▶ [Aim] Below are records. Copy every line with "this" in it.

▶ [Supplied material]
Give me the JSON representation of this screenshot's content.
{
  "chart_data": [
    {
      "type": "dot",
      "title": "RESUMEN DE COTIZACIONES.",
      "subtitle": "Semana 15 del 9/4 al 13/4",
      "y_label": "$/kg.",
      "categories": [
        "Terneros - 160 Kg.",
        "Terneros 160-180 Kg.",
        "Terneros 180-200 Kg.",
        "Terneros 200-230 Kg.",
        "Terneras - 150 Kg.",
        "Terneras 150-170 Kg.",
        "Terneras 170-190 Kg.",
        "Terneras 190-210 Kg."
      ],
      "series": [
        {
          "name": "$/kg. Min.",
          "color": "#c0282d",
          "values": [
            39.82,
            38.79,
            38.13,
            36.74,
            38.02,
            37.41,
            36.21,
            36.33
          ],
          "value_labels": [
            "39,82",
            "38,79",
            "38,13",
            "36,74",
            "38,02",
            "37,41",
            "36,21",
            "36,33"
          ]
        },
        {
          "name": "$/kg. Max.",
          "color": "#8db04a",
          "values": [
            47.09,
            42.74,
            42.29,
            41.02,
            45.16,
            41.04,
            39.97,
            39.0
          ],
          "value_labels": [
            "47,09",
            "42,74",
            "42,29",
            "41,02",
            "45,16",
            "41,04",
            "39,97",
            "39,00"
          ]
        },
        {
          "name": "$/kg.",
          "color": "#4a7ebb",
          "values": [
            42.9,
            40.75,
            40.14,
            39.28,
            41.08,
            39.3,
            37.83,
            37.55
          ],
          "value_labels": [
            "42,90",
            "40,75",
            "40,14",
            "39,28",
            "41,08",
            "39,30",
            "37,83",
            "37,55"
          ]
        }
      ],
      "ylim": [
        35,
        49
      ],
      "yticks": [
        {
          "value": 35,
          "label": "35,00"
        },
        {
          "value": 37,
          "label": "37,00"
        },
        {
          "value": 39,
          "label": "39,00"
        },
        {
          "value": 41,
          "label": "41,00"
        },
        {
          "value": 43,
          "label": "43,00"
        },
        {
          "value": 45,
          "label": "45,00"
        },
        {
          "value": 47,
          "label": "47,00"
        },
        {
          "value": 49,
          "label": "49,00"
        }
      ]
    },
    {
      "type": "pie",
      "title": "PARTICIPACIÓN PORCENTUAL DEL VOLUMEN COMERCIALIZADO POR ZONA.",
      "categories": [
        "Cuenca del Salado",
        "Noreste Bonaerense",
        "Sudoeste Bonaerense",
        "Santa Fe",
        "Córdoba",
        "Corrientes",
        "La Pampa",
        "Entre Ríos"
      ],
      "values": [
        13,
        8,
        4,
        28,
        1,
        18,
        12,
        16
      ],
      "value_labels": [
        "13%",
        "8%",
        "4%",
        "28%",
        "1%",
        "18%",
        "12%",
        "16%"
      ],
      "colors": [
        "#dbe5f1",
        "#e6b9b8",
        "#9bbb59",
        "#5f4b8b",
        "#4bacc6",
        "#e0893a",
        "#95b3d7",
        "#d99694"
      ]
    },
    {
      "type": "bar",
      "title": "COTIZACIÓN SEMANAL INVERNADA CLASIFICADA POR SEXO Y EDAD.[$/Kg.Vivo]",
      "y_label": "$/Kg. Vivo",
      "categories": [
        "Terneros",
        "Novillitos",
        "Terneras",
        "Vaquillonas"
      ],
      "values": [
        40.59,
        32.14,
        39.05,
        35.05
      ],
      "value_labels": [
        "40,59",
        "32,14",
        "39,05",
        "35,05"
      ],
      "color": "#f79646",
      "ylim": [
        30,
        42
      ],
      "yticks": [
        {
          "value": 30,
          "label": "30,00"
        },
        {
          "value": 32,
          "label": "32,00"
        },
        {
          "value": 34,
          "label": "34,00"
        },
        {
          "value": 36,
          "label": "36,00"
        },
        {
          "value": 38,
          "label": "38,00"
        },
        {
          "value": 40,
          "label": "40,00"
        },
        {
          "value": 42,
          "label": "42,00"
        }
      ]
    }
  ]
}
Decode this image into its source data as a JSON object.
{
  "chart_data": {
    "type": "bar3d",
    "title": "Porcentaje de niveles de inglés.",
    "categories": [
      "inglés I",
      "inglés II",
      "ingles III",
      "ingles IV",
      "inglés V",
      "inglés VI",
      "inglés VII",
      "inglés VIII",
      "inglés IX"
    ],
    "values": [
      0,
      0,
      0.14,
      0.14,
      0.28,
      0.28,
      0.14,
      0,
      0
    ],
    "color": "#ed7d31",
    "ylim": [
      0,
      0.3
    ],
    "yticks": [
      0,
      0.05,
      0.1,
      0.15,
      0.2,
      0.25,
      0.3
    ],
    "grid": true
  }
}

▶ [Solution below]
Give me the JSON representation of this screenshot's content.
Decode this image into its source data as a JSON object.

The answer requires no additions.